# Equivalence relations and partitions: some core basic theorems

Suppose R is an equivalence relation on a set S. For each a in S, let [a] denote the set of elements of S to which a is related under R, that is, $[a] = \{ x: (a,x) \in R\}$

We call [a] the equivalence class of a in S under R. The collection of all such equivalence classes is denoted by S/R, that is, $S/R = \{ [a]: a \in S\}$. It is called the quotient set of S by R.

The fundamental property of an equivalence relation and its quotient set is contained in the following theorem:

Theorem I:

Let R be an equivalence relation on a set S. Then, the quotient set S/R is a partition of S. Specifically,

(i) For each $a \in S$, we have $a \in [a]$.

(ii) $[a]=[b]$ if and only if $(a,b) \in R$.

(iii) If $[a] \neq [b]$, then [a] and [b] are disjoint.

Proof of (i):

Since R is reflexive, $(a,a) \in R$ for every $a \in S$ and therefore $a \in [a]$.

Proof of (ii):

Assume: $(a,b) \in R$.

we want to show that $[a] = [b]$. That is, we got to prove, (i) $[b] \subseteq [a]$ and (ii) $[a] \subseteq [b]$.

Let $x \in [b]$; then, $(b,x) \in R$. But, by hypothesis $(a,b) \in R$ and so, by transitivity, $(a,x) \in R$. Accordingly, $x \in [a]$. Thus, $[b] \subseteq [a]$.

To prove that $[a] \subseteq [b]$, we observe that $(a,b) \in R$ implies, by symmetry, that $(b,a) \in R$. Then, by a similar argument, we obtain $[a] \subseteq [b]$. Consequently, $[a]=[b]$.

Now, assume $[a] = [b]$.

Then by part (i) of this proof that for each $a \in S$, we have $a \in [a]$. So, also, here $b \in [b]=[a]$; hence, $(a,b) \in R$.

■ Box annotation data
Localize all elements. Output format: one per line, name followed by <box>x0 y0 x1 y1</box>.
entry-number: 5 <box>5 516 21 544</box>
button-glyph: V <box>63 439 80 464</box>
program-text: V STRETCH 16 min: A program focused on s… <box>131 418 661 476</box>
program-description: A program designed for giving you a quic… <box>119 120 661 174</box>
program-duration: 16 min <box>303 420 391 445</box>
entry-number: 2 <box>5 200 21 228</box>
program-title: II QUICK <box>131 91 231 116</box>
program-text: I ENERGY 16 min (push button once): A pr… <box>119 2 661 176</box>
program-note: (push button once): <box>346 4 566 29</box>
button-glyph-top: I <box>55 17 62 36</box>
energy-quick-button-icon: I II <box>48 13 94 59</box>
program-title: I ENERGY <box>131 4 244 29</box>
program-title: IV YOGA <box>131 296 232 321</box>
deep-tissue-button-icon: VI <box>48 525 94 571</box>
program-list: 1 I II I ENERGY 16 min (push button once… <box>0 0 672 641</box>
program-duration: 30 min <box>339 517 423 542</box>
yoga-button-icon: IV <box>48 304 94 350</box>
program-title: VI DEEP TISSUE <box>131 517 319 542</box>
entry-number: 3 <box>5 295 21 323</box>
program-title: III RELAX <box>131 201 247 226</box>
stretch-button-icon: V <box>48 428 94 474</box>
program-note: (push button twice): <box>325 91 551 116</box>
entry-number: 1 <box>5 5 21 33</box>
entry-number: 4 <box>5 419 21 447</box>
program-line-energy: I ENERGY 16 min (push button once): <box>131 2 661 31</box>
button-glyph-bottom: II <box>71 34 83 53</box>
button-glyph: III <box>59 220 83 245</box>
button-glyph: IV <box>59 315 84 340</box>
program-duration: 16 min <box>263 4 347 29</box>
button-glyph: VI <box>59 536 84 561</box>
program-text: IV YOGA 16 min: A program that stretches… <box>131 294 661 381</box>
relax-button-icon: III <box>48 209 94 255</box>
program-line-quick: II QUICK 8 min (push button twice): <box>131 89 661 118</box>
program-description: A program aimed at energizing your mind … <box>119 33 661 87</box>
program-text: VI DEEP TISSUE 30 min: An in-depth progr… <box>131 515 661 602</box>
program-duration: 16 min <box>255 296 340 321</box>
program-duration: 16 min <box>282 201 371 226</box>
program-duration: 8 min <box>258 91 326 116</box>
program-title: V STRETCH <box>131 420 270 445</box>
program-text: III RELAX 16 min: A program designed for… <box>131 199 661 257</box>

■ GIVEN TASK 1
What name does the equivalence relations text give to the collection of all equivalence classes of S under R?
■ GIVEN TASK 2
From the equivalence relations text, reproduce the passage starting at "To prove that" and ending at "[b]$. Consequently, $[a]=[b]$.".

■ EXPECTED ANSWER 1
The quotient set of S by R, denoted S/R.

■ EXPECTED ANSWER 2
To prove that $[a] \subseteq [b]$, we observe that $(a,b) \in R$ implies, by symmetry, that $(b,a) \in R$. Then, by a similar argument, we obtain $[a] \subseteq [b]$. Consequently, $[a]=[b]$.